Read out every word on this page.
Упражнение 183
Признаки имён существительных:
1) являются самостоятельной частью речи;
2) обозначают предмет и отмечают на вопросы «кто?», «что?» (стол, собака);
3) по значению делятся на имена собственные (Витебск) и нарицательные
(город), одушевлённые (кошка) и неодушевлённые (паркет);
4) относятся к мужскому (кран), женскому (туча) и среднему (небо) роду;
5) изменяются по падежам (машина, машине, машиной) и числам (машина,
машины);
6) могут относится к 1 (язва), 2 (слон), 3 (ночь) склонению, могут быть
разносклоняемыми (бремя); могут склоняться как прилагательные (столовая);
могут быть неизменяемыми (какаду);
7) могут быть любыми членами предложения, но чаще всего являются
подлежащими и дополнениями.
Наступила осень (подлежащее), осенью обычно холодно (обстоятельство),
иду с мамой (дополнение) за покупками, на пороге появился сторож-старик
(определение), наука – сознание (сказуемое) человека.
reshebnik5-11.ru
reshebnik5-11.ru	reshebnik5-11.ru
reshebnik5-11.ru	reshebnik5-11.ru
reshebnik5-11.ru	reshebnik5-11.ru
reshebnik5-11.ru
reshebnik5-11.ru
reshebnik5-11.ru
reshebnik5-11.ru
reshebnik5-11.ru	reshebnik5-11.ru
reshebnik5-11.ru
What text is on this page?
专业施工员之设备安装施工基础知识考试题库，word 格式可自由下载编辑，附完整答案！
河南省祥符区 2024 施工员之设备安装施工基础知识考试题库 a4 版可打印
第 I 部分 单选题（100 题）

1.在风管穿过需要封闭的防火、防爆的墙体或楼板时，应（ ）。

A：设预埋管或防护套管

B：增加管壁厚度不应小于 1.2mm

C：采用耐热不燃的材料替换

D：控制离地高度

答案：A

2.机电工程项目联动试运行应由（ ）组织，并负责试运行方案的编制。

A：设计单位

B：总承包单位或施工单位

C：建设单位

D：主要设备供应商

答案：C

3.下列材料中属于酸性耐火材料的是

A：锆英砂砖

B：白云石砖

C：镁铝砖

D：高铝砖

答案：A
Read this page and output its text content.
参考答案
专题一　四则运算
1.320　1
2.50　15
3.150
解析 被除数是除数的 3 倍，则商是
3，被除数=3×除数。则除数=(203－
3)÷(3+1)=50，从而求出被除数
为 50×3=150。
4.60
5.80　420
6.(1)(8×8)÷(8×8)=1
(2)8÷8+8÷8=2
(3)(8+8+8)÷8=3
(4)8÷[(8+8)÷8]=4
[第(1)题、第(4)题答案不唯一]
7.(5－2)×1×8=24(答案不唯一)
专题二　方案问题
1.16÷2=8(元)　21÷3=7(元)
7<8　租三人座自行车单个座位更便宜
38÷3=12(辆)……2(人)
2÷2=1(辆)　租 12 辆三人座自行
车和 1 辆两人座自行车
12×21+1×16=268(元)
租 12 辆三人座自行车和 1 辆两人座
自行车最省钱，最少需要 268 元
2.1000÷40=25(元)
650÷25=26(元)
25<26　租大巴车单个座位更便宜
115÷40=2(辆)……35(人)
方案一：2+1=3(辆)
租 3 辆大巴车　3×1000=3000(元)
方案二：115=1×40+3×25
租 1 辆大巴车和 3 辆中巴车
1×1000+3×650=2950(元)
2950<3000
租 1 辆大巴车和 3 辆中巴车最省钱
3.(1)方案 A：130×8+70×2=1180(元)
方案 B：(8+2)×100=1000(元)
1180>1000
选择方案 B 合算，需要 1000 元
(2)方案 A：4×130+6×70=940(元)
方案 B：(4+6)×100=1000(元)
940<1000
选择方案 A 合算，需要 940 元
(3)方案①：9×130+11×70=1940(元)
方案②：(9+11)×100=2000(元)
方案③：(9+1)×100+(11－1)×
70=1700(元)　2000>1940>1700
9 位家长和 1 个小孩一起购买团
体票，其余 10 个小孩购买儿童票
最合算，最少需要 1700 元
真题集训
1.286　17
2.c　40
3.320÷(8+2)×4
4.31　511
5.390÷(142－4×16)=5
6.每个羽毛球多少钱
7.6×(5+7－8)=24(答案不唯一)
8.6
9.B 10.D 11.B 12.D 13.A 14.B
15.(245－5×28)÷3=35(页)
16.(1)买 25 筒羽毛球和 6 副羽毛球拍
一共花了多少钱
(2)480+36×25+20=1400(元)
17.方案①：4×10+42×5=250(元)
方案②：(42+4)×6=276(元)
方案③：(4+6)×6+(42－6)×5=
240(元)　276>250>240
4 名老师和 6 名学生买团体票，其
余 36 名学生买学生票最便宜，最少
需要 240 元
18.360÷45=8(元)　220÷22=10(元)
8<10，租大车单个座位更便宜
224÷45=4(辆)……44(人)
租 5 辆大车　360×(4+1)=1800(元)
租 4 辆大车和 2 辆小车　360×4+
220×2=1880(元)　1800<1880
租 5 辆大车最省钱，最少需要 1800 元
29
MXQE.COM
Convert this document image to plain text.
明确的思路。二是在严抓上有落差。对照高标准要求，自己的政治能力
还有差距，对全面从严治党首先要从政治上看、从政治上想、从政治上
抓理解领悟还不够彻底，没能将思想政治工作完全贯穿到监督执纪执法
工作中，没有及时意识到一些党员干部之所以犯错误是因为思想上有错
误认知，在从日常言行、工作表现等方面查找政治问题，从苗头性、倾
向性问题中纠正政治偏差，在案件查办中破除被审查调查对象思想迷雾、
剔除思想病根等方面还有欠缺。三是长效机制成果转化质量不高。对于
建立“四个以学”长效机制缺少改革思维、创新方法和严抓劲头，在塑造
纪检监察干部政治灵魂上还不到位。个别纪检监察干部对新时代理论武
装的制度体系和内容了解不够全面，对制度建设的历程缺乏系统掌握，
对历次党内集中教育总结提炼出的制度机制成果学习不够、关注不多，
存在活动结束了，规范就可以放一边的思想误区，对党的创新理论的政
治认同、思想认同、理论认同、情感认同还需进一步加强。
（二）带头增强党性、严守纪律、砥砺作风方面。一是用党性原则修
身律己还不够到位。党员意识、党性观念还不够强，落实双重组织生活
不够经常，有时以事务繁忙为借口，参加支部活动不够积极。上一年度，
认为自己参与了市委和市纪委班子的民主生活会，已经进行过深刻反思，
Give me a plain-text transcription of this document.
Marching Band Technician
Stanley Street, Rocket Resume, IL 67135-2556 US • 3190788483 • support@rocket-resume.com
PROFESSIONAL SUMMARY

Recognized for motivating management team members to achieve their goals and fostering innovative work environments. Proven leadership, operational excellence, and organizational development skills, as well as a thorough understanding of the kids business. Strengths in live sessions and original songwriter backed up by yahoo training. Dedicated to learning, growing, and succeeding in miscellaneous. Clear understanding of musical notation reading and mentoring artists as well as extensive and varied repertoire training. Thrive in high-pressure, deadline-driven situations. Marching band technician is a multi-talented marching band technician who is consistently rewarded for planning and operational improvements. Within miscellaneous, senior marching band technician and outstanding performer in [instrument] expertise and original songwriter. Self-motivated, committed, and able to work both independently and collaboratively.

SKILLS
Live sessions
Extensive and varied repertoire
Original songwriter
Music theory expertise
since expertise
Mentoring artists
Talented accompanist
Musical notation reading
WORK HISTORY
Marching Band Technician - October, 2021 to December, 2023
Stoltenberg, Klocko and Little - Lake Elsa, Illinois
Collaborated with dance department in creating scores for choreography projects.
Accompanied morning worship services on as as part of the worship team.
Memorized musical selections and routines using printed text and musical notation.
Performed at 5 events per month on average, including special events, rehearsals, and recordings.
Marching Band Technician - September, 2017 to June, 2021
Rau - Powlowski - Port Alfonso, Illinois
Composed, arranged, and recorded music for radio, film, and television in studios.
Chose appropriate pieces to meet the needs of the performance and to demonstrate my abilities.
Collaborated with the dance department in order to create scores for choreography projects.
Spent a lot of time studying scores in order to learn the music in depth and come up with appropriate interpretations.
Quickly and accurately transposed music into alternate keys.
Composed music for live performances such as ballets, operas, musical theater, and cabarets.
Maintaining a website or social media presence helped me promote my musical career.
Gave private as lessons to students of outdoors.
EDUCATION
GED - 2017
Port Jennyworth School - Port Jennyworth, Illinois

******************************

THE REQUEST
Take each line of the material that contains the word "scores" and list it.

ANSWER BELOW
Collaborated with dance department in creating scores for choreography projects.
Collaborated with the dance department in order to create scores for choreography projects.
Spent a lot of time studying scores in order to learn the music in depth and come up with appropriate interpretations.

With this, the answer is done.